A Oração

                                                                                     

           Uma das mais importantes funções da vida de oração é aprofundar, confirmar e desenvolver a consciência moral.

Há ná oração muitos níveis de atenção.  – Primeiro de tudo, existe a atenção puramente exterior, é quando dizemos oraçoes com os lábios, mas o coração não segue o que dizemos. – Em outras ocasiões pensamo em Deus ao rezar, mas os nossos pensamentos não tem nada a ver com a oração. São pensamentos sobre Deus, mas nenhum contato estabelecem com Ele. – Há, ainda, um outro plano em nossa oração, e é quando a consolação cede lugar ao medo. É uma área de sombra, de angustia e de conversão, pois aqui se opera uma grande mudança em nosso espírito.

---

- _Perguntas sobre o texto_
1 - Segundo o texto sobre a oração, qual é uma das mais importantes funções da vida de oração?
2 - Repita o trecho do texto sobre a oração que começa em "Há ná oração" e termina em "em nosso espírito.".

- _Entradas de dados_

---

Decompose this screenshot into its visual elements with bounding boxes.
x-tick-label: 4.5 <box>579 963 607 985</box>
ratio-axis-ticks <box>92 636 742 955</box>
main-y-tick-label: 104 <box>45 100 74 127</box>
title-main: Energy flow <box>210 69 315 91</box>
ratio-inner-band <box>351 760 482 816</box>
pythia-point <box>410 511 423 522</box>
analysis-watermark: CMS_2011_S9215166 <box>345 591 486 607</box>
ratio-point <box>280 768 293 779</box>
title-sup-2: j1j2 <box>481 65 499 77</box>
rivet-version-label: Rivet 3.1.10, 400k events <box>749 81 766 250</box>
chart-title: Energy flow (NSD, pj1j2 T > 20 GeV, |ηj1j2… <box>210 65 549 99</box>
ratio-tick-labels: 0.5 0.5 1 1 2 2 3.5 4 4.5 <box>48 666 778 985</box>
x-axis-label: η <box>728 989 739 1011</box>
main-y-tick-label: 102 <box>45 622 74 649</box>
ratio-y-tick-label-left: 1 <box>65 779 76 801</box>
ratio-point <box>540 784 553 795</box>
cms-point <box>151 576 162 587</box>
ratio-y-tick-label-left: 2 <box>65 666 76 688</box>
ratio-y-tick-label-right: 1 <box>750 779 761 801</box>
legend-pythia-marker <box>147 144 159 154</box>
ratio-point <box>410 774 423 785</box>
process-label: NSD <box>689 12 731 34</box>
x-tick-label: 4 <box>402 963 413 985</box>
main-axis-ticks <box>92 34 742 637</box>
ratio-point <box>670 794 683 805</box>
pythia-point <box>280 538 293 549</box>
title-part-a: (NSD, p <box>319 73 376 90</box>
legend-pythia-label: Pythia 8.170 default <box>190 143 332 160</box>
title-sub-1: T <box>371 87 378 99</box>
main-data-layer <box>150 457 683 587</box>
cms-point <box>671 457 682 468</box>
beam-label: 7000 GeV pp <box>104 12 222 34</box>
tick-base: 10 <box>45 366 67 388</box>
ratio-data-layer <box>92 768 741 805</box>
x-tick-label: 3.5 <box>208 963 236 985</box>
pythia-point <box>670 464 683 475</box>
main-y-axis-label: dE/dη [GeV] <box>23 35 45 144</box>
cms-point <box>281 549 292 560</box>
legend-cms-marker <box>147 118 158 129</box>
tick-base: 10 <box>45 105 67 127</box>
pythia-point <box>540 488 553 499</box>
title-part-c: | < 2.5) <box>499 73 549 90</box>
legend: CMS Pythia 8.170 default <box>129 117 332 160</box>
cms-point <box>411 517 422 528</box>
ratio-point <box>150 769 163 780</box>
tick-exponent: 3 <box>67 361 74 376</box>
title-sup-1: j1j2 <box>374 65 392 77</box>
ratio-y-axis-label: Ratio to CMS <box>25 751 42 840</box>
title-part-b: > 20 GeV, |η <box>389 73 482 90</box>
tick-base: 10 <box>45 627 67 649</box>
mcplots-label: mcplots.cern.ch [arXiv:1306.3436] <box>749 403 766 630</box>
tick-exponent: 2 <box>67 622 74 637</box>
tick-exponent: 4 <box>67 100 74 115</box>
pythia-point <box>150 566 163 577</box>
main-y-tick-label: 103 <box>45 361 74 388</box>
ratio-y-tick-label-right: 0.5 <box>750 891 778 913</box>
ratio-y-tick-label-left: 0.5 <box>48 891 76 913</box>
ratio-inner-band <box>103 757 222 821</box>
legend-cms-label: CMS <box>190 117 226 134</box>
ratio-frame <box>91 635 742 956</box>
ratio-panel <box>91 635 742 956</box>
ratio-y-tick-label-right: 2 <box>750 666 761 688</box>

---

- _Respostas do exercício_
1 - Aprofundar, confirmar e desenvolver a consciência moral.

2 -
Há ná oração muitos níveis de atenção.  – Primeiro de tudo, existe a atenção puramente exterior, é quando dizemos oraçoes com os lábios, mas o coração não segue o que dizemos. – Em outras ocasiões pensamo em Deus ao rezar, mas os nossos pensamentos não tem nada a ver com a oração. São pensamentos sobre Deus, mas nenhum contato estabelecem com Ele. – Há, ainda, um outro plano em nossa oração, e é quando a consolação cede lugar ao medo. É uma área de sombra, de angustia e de conversão, pois aqui se opera uma grande mudança em nosso espírito.